▸ **TASK STATEMENT**: There is a line containing "What text is on this page?" in the entries below. Repeat that line and every line after it exactly, and nothing more.

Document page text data
□ □ □
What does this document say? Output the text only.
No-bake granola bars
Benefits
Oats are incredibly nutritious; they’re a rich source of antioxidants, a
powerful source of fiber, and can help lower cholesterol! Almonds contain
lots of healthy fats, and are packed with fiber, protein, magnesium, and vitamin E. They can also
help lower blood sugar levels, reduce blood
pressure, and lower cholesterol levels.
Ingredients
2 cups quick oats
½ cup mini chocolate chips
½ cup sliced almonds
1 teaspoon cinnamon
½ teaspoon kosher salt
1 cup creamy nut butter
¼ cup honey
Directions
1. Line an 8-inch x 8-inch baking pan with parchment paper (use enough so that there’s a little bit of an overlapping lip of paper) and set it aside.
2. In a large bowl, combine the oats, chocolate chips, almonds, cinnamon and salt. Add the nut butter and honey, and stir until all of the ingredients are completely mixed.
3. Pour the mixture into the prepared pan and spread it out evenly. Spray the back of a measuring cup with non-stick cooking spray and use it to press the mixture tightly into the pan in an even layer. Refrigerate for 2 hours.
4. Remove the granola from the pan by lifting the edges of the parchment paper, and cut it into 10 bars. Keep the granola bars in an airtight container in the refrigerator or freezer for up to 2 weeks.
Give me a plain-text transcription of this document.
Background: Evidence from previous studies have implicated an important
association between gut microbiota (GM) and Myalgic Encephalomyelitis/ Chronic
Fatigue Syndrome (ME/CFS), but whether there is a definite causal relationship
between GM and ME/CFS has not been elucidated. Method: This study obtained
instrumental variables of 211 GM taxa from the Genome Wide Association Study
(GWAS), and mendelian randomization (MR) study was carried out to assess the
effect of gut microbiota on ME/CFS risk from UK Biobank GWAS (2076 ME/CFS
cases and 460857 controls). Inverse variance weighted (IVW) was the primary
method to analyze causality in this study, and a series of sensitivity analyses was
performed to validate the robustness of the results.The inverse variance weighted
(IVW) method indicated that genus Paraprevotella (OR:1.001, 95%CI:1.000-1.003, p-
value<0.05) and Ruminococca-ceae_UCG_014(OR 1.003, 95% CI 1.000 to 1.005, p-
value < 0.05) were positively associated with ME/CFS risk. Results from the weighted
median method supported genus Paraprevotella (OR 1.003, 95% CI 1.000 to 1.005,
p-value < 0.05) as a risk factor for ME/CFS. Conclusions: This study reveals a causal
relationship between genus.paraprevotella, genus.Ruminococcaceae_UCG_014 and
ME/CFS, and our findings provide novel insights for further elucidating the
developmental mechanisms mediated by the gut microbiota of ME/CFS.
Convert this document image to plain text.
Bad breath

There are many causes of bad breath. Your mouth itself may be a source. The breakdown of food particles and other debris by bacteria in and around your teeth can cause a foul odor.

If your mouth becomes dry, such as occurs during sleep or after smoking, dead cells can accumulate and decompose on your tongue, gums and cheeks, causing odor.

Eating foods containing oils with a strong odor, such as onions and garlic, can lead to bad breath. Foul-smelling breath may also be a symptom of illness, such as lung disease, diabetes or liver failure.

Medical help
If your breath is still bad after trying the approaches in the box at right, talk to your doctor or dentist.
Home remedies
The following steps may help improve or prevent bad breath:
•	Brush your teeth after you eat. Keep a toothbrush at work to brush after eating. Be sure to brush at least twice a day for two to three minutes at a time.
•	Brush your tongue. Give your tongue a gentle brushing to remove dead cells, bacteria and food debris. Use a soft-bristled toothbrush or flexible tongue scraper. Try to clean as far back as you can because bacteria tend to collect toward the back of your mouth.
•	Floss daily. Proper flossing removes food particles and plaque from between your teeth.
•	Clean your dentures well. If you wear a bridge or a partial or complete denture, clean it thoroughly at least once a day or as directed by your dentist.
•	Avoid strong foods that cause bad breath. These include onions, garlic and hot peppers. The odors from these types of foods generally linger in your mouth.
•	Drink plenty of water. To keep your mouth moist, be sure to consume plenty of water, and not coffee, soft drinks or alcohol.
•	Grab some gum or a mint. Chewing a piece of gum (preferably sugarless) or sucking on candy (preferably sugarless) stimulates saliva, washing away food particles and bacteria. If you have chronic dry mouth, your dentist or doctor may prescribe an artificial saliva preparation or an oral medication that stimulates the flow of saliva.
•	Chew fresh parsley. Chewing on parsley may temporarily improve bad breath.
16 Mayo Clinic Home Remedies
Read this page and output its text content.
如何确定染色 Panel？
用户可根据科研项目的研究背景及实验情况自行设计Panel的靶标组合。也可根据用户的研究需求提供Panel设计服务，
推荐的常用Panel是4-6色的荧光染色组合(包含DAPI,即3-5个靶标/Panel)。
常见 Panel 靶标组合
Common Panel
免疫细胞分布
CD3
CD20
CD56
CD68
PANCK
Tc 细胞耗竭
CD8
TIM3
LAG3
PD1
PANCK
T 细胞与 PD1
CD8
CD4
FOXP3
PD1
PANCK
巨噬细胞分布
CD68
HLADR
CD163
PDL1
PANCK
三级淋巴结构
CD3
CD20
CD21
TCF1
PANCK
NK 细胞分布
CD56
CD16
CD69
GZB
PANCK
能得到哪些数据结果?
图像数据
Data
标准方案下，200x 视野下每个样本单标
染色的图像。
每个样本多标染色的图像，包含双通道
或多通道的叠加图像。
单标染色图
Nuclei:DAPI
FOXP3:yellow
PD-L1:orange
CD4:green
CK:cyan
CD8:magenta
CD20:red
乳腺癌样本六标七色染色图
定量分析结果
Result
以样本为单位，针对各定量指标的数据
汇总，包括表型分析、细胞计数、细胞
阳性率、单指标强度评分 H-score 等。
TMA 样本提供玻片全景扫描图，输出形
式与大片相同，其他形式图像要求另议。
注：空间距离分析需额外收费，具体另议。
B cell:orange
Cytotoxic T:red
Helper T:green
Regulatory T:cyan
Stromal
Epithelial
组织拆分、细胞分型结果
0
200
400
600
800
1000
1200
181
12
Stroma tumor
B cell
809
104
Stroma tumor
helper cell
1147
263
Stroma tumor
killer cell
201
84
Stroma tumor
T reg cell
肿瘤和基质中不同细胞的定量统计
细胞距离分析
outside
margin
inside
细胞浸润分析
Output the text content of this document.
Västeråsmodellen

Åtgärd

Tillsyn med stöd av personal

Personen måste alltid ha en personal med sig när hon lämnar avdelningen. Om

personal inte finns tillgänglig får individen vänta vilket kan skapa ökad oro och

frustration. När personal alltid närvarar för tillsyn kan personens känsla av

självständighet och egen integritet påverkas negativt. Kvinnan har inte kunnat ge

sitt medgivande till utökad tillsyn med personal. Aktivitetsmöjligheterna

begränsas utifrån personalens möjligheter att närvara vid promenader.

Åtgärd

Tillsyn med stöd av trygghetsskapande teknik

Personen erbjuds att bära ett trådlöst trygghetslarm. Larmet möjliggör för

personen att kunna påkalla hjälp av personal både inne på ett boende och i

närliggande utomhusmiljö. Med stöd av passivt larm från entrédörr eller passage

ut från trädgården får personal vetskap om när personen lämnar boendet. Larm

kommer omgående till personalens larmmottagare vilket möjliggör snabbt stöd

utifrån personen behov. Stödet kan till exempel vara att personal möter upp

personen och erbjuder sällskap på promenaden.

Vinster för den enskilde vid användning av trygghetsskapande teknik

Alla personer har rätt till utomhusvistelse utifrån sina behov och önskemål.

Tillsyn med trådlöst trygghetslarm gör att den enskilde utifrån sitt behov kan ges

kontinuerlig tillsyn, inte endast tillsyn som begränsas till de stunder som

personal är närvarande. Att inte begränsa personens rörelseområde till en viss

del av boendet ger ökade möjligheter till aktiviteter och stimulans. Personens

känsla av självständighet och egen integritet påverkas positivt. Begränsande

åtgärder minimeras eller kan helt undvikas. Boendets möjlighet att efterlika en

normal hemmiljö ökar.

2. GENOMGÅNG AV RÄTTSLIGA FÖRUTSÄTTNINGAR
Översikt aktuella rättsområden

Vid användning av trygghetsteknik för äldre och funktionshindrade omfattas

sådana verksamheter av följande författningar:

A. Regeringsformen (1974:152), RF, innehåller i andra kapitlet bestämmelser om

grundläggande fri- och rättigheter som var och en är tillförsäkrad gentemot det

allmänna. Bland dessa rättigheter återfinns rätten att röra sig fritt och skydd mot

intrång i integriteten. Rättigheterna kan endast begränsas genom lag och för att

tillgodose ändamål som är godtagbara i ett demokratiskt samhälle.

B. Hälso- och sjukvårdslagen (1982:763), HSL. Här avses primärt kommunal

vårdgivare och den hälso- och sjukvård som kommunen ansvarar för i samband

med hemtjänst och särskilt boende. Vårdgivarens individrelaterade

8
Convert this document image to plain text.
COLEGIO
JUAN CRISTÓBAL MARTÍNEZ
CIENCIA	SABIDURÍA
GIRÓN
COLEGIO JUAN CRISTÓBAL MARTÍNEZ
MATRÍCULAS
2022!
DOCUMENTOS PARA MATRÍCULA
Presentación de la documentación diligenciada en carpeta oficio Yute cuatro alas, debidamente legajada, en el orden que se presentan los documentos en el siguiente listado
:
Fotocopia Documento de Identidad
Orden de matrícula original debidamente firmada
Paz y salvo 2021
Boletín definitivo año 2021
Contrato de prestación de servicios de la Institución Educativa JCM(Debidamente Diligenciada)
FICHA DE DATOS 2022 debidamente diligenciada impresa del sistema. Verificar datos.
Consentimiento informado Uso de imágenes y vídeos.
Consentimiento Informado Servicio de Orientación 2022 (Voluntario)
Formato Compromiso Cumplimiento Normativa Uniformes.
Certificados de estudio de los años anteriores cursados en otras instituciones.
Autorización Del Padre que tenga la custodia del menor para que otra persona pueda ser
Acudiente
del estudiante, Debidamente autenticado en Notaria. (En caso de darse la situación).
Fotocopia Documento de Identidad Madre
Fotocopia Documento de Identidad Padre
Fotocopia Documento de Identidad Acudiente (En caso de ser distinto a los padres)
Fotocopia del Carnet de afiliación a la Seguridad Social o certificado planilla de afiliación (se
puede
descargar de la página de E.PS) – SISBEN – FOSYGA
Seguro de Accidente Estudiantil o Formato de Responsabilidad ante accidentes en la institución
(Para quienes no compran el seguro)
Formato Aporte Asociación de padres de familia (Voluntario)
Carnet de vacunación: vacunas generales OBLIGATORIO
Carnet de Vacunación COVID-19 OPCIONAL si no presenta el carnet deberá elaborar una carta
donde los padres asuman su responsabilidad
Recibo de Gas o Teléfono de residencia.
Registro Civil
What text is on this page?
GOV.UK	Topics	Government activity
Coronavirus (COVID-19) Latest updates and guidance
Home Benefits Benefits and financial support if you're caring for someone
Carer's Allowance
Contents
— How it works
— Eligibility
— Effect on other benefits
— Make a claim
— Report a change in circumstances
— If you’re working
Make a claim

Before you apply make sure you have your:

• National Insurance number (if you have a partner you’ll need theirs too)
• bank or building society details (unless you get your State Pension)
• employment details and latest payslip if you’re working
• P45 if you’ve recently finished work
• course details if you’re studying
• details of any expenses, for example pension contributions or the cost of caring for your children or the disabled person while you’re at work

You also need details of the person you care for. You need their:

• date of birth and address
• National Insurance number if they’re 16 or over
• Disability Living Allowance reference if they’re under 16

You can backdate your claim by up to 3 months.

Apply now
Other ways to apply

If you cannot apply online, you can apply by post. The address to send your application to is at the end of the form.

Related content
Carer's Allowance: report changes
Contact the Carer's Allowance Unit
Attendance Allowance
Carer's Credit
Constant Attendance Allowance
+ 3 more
□ □ □
▸ **TASK OUTPUT**:
What text is on this page?
GOV.UK	Topics	Government activity
Coronavirus (COVID-19) Latest updates and guidance
Home Benefits Benefits and financial support if you're caring for someone
Carer's Allowance
Contents
— How it works
— Eligibility
— Effect on other benefits
— Make a claim
— Report a change in circumstances
— If you’re working
Make a claim

Before you apply make sure you have your:

• National Insurance number (if you have a partner you’ll need theirs too)
• bank or building society details (unless you get your State Pension)
• employment details and latest payslip if you’re working
• P45 if you’ve recently finished work
• course details if you’re studying
• details of any expenses, for example pension contributions or the cost of caring for your children or the disabled person while you’re at work

You also need details of the person you care for. You need their:

• date of birth and address
• National Insurance number if they’re 16 or over
• Disability Living Allowance reference if they’re under 16

You can backdate your claim by up to 3 months.

Apply now
Other ways to apply

If you cannot apply online, you can apply by post. The address to send your application to is at the end of the form.

Related content
Carer's Allowance: report changes
Contact the Carer's Allowance Unit
Attendance Allowance
Carer's Credit
Constant Attendance Allowance
+ 3 more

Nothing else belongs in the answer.